Provided passage
Slaughterhouses aren’t cute or sexy in the way that small farms have become, but they’re the only way to get an animal from that cute, sexy field to your cute, sexy fork.
With appropriately scaled processing facilities so few and far between, many small farmers must make slaughter appointments months in advance and transport livestock hundreds of miles there and back again—increasing the cost to farmers (and therefore consumers), stressing animals, and undercutting the “local” nature of the product. If consumers want local meat, they need to go to bat for local slaughterhouses.
So where do we go from here? Former Secretary of Agriculture Tom Vilsack has promoted farmer-run local cooperatives or mobile facilities as alternatives to traditional, third-party plants. While some farmers have found creative ways to incorporate slaughter into their businesses—Walter Jeffries’ “nano” slaughter unit at Sugar Mountain Farm in Vermont; the Island Grown Farmers Co-op’s mobile slaughter unit in Northwest Washington—many farmers are operating at maximum capacity in order to simply raise their animals, let alone slaughter and butcher them.

Challenges
1) In the passage on local slaughterhouses, who has promoted farmer-run local cooperatives or mobile facilities as alternatives to traditional plants?
2) Pick up the passage on local slaughterhouses right after its final sentence and keep it going.
The records that come next are separate material with no connection to the passage on local slaughterhouses.

Data lines
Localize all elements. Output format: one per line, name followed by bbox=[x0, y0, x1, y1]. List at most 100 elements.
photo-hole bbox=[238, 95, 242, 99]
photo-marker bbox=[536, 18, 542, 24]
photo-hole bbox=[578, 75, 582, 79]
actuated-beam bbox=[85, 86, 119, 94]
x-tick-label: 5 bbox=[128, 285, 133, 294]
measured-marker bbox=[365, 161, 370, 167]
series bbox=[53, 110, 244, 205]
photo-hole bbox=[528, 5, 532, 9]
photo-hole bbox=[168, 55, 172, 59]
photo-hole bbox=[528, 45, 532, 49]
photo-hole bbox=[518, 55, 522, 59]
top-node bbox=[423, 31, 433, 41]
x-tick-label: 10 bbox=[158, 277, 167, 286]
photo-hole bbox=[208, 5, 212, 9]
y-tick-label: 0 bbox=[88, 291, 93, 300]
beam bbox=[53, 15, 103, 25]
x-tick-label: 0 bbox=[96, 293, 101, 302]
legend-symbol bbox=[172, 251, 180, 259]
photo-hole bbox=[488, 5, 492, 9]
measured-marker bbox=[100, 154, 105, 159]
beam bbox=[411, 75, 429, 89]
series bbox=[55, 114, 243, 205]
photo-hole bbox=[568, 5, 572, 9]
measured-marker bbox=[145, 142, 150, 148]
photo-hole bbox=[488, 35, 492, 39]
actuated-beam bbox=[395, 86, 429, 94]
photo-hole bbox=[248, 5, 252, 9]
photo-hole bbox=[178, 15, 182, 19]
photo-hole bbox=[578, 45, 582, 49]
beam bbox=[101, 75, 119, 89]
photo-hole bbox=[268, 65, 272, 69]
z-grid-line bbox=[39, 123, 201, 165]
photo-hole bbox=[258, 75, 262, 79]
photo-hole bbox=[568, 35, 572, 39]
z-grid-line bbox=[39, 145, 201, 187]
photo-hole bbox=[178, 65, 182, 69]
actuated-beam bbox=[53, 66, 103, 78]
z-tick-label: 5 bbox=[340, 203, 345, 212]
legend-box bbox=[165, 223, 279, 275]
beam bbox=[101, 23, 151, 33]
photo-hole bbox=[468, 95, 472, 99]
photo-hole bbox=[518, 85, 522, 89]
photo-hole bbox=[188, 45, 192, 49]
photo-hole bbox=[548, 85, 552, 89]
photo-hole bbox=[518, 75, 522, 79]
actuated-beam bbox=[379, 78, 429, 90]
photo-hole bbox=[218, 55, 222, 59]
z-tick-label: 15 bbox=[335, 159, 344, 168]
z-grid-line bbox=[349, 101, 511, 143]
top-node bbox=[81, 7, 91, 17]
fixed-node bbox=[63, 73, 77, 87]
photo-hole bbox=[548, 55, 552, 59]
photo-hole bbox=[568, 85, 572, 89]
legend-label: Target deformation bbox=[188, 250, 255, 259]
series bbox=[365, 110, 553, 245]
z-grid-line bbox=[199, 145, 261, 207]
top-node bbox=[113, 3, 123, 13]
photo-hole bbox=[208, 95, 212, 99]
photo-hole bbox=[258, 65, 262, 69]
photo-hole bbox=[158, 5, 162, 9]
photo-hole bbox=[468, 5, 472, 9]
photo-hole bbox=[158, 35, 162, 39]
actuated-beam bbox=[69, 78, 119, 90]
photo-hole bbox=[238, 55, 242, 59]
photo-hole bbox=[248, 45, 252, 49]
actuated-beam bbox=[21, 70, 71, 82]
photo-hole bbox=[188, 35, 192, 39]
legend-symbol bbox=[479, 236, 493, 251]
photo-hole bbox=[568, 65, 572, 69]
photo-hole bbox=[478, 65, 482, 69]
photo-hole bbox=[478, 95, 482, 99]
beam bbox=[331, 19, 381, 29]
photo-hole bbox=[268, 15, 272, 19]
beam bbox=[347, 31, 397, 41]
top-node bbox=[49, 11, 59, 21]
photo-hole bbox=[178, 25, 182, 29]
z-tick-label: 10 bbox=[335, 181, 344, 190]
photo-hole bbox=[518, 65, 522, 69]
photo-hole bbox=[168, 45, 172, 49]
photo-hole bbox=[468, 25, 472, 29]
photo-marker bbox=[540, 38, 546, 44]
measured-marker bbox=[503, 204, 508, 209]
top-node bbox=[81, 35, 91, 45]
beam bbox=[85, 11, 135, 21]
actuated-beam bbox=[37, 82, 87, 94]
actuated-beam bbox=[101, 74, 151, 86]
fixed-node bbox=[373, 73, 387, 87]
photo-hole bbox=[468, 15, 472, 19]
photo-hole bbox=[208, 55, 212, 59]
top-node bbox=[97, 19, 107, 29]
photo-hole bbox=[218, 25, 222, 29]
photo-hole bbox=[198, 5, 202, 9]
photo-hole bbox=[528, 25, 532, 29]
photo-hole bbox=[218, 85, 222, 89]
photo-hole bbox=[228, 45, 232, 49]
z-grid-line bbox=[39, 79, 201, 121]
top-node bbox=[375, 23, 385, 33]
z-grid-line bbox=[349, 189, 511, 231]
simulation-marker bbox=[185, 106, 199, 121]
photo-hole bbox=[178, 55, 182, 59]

Answers below
1) Former Secretary of Agriculture Tom Vilsack.

2)
Placing the onus on farmers to come up with surrogate mechanisms for animal processing obscures the responsibility of legislators to create a viable regulatory environment for essential small-scale slaughter infrastructure. It also ignores the unique skill set cultivated by dedicated slaughter professionals like the ones Ed Matsby works so hard to identify—professionals who can softly calm a frightened cow, confidently bleed it out, and precisely dissect its meat in one fluid sequence of movements.
Here are three proposals for infrastructural changes that might stand a better chance of helping small-scale slaughterhouses (and as a result, the local meat economy) remain viable:
- The Processing Revival and Intrastate Meat Exemption (PRIME) Act: Introduced by Reps. Thomas Massie (KY-R) and Chellie Pingree (ME-D) in July 2015 and picked up in the Senate in March 2016, this bill would re-permit individual states to allow the sale of custom-slaughtered (meaning state, as opposed to federally, regulated) meat within state lines. This would bring the regulatory framework back in line with pre-WMA requirements, reducing the financial and logistical burden to both farmers and small-scale slaughterhouses. Industrial meat producers who typically sell their products in many states would still be required to use USDA-inspected plants, thus maintaining tight food safety oversight for the most likely perpetrators of poor practice while allowing smaller farmers only interested in in-state sales to deliver their product to local consumers in a greater quantity at a fairer price.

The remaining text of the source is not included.